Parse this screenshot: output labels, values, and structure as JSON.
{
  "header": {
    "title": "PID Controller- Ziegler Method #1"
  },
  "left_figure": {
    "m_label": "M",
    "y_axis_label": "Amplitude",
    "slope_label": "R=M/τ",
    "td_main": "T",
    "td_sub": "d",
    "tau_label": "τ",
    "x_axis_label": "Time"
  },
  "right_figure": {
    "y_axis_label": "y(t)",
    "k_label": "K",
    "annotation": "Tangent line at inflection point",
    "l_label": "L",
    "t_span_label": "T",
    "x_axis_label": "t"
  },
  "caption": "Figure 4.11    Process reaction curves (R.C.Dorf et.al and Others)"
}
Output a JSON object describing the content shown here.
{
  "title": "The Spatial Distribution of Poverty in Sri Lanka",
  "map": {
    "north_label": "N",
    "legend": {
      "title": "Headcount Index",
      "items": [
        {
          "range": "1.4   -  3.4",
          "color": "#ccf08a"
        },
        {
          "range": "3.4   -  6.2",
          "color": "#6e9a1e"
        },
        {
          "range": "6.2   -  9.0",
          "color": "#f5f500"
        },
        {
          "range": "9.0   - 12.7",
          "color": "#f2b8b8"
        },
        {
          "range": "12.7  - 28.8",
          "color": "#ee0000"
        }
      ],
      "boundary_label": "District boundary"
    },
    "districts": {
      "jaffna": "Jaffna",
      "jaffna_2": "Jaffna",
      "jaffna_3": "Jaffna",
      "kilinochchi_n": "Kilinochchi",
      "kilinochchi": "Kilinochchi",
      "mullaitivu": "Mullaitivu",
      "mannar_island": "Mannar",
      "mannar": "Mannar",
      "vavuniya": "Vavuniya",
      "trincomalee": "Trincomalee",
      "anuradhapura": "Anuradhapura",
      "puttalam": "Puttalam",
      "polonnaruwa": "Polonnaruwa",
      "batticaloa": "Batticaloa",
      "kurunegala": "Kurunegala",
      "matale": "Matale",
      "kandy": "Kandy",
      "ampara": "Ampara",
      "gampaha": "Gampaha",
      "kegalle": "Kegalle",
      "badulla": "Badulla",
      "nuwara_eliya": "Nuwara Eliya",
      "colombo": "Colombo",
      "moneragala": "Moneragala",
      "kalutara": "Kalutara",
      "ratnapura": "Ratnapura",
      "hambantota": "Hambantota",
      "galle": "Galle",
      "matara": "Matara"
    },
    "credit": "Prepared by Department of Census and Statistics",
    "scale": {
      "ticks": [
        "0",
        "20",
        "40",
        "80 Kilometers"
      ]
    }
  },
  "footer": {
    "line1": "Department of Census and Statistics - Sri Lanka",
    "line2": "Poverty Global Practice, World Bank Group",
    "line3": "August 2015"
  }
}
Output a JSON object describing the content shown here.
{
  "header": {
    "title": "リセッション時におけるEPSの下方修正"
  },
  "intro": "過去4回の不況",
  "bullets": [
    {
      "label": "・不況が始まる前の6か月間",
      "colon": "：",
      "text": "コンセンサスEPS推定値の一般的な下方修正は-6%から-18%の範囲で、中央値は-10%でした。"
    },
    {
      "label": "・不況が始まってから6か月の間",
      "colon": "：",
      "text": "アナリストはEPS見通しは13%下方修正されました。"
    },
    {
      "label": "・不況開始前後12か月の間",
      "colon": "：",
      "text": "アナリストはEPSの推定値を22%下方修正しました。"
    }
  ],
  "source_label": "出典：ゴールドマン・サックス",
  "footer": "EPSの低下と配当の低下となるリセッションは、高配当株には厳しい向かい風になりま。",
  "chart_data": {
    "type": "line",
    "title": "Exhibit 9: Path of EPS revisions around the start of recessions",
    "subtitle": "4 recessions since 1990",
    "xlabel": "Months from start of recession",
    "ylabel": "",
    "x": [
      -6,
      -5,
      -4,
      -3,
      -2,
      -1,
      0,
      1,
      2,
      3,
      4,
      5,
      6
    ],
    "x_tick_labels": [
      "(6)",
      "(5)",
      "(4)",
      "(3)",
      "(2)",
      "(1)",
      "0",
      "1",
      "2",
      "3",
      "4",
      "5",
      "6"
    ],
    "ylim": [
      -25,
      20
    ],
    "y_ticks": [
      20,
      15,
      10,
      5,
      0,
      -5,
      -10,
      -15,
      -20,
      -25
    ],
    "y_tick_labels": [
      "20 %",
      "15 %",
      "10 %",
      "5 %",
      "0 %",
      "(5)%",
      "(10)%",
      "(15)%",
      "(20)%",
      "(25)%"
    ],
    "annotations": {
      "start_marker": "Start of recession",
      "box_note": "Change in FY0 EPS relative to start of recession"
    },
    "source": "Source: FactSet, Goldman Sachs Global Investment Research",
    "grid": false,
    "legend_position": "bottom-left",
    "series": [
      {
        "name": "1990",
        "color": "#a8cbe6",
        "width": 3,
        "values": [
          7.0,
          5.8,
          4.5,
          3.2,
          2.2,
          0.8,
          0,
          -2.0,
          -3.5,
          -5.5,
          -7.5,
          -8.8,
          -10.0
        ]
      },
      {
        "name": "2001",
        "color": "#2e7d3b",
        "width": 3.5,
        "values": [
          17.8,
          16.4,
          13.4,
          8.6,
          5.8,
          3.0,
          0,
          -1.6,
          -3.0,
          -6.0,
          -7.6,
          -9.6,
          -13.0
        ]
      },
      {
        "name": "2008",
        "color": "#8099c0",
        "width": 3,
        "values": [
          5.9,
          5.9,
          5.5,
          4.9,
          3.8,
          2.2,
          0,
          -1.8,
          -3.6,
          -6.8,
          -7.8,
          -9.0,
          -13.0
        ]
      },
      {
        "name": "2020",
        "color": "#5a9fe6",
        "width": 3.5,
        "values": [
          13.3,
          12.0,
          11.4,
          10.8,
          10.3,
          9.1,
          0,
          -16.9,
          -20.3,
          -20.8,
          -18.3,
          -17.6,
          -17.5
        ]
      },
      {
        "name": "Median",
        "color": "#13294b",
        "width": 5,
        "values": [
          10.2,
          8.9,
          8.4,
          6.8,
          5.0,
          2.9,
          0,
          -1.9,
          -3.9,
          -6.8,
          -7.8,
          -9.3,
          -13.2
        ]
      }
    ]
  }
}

* SET EXERCISE *
Reproduce the whole listing word for word.

* PROBLEM SOLUTION *
Parse this screenshot: output labels, values, and structure as JSON.
{
  "header": {
    "title": "PID Controller- Ziegler Method #1"
  },
  "left_figure": {
    "m_label": "M",
    "y_axis_label": "Amplitude",
    "slope_label": "R=M/τ",
    "td_main": "T",
    "td_sub": "d",
    "tau_label": "τ",
    "x_axis_label": "Time"
  },
  "right_figure": {
    "y_axis_label": "y(t)",
    "k_label": "K",
    "annotation": "Tangent line at inflection point",
    "l_label": "L",
    "t_span_label": "T",
    "x_axis_label": "t"
  },
  "caption": "Figure 4.11    Process reaction curves (R.C.Dorf et.al and Others)"
}
Output a JSON object describing the content shown here.
{
  "title": "The Spatial Distribution of Poverty in Sri Lanka",
  "map": {
    "north_label": "N",
    "legend": {
      "title": "Headcount Index",
      "items": [
        {
          "range": "1.4   -  3.4",
          "color": "#ccf08a"
        },
        {
          "range": "3.4   -  6.2",
          "color": "#6e9a1e"
        },
        {
          "range": "6.2   -  9.0",
          "color": "#f5f500"
        },
        {
          "range": "9.0   - 12.7",
          "color": "#f2b8b8"
        },
        {
          "range": "12.7  - 28.8",
          "color": "#ee0000"
        }
      ],
      "boundary_label": "District boundary"
    },
    "districts": {
      "jaffna": "Jaffna",
      "jaffna_2": "Jaffna",
      "jaffna_3": "Jaffna",
      "kilinochchi_n": "Kilinochchi",
      "kilinochchi": "Kilinochchi",
      "mullaitivu": "Mullaitivu",
      "mannar_island": "Mannar",
      "mannar": "Mannar",
      "vavuniya": "Vavuniya",
      "trincomalee": "Trincomalee",
      "anuradhapura": "Anuradhapura",
      "puttalam": "Puttalam",
      "polonnaruwa": "Polonnaruwa",
      "batticaloa": "Batticaloa",
      "kurunegala": "Kurunegala",
      "matale": "Matale",
      "kandy": "Kandy",
      "ampara": "Ampara",
      "gampaha": "Gampaha",
      "kegalle": "Kegalle",
      "badulla": "Badulla",
      "nuwara_eliya": "Nuwara Eliya",
      "colombo": "Colombo",
      "moneragala": "Moneragala",
      "kalutara": "Kalutara",
      "ratnapura": "Ratnapura",
      "hambantota": "Hambantota",
      "galle": "Galle",
      "matara": "Matara"
    },
    "credit": "Prepared by Department of Census and Statistics",
    "scale": {
      "ticks": [
        "0",
        "20",
        "40",
        "80 Kilometers"
      ]
    }
  },
  "footer": {
    "line1": "Department of Census and Statistics - Sri Lanka",
    "line2": "Poverty Global Practice, World Bank Group",
    "line3": "August 2015"
  }
}
Output a JSON object describing the content shown here.
{
  "header": {
    "title": "リセッション時におけるEPSの下方修正"
  },
  "intro": "過去4回の不況",
  "bullets": [
    {
      "label": "・不況が始まる前の6か月間",
      "colon": "：",
      "text": "コンセンサスEPS推定値の一般的な下方修正は-6%から-18%の範囲で、中央値は-10%でした。"
    },
    {
      "label": "・不況が始まってから6か月の間",
      "colon": "：",
      "text": "アナリストはEPS見通しは13%下方修正されました。"
    },
    {
      "label": "・不況開始前後12か月の間",
      "colon": "：",
      "text": "アナリストはEPSの推定値を22%下方修正しました。"
    }
  ],
  "source_label": "出典：ゴールドマン・サックス",
  "footer": "EPSの低下と配当の低下となるリセッションは、高配当株には厳しい向かい風になりま。",
  "chart_data": {
    "type": "line",
    "title": "Exhibit 9: Path of EPS revisions around the start of recessions",
    "subtitle": "4 recessions since 1990",
    "xlabel": "Months from start of recession",
    "ylabel": "",
    "x": [
      -6,
      -5,
      -4,
      -3,
      -2,
      -1,
      0,
      1,
      2,
      3,
      4,
      5,
      6
    ],
    "x_tick_labels": [
      "(6)",
      "(5)",
      "(4)",
      "(3)",
      "(2)",
      "(1)",
      "0",
      "1",
      "2",
      "3",
      "4",
      "5",
      "6"
    ],
    "ylim": [
      -25,
      20
    ],
    "y_ticks": [
      20,
      15,
      10,
      5,
      0,
      -5,
      -10,
      -15,
      -20,
      -25
    ],
    "y_tick_labels": [
      "20 %",
      "15 %",
      "10 %",
      "5 %",
      "0 %",
      "(5)%",
      "(10)%",
      "(15)%",
      "(20)%",
      "(25)%"
    ],
    "annotations": {
      "start_marker": "Start of recession",
      "box_note": "Change in FY0 EPS relative to start of recession"
    },
    "source": "Source: FactSet, Goldman Sachs Global Investment Research",
    "grid": false,
    "legend_position": "bottom-left",
    "series": [
      {
        "name": "1990",
        "color": "#a8cbe6",
        "width": 3,
        "values": [
          7.0,
          5.8,
          4.5,
          3.2,
          2.2,
          0.8,
          0,
          -2.0,
          -3.5,
          -5.5,
          -7.5,
          -8.8,
          -10.0
        ]
      },
      {
        "name": "2001",
        "color": "#2e7d3b",
        "width": 3.5,
        "values": [
          17.8,
          16.4,
          13.4,
          8.6,
          5.8,
          3.0,
          0,
          -1.6,
          -3.0,
          -6.0,
          -7.6,
          -9.6,
          -13.0
        ]
      },
      {
        "name": "2008",
        "color": "#8099c0",
        "width": 3,
        "values": [
          5.9,
          5.9,
          5.5,
          4.9,
          3.8,
          2.2,
          0,
          -1.8,
          -3.6,
          -6.8,
          -7.8,
          -9.0,
          -13.0
        ]
      },
      {
        "name": "2020",
        "color": "#5a9fe6",
        "width": 3.5,
        "values": [
          13.3,
          12.0,
          11.4,
          10.8,
          10.3,
          9.1,
          0,
          -16.9,
          -20.3,
          -20.8,
          -18.3,
          -17.6,
          -17.5
        ]
      },
      {
        "name": "Median",
        "color": "#13294b",
        "width": 5,
        "values": [
          10.2,
          8.9,
          8.4,
          6.8,
          5.0,
          2.9,
          0,
          -1.9,
          -3.9,
          -6.8,
          -7.8,
          -9.3,
          -13.2
        ]
      }
    ]
  }
}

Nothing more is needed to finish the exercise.